> _WRITTEN EXERCISE_
Transcribe the records that follow. Keep every word exactly, and drop the pictures.

[Chart and figure data]
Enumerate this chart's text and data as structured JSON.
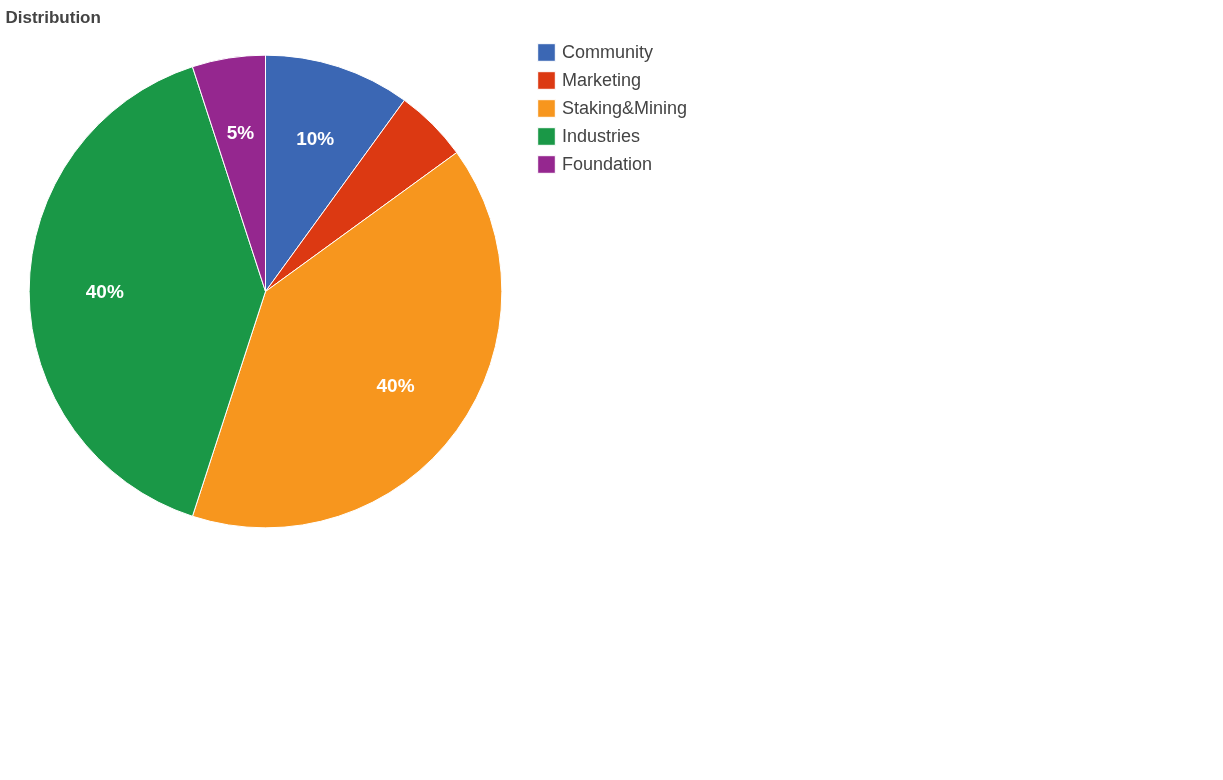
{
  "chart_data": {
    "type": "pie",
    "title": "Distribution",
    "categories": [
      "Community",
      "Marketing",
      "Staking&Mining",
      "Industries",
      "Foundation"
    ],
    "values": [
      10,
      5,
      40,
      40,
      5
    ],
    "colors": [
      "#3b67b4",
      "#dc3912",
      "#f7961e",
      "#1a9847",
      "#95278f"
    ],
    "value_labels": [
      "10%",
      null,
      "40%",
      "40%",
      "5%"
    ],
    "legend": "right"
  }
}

> _THE REPLY_
Enumerate this chart's text and data as structured JSON.
{
  "chart_data": {
    "type": "pie",
    "title": "Distribution",
    "categories": [
      "Community",
      "Marketing",
      "Staking&Mining",
      "Industries",
      "Foundation"
    ],
    "values": [
      10,
      5,
      40,
      40,
      5
    ],
    "colors": [
      "#3b67b4",
      "#dc3912",
      "#f7961e",
      "#1a9847",
      "#95278f"
    ],
    "value_labels": [
      "10%",
      null,
      "40%",
      "40%",
      "5%"
    ],
    "legend": "right"
  }
}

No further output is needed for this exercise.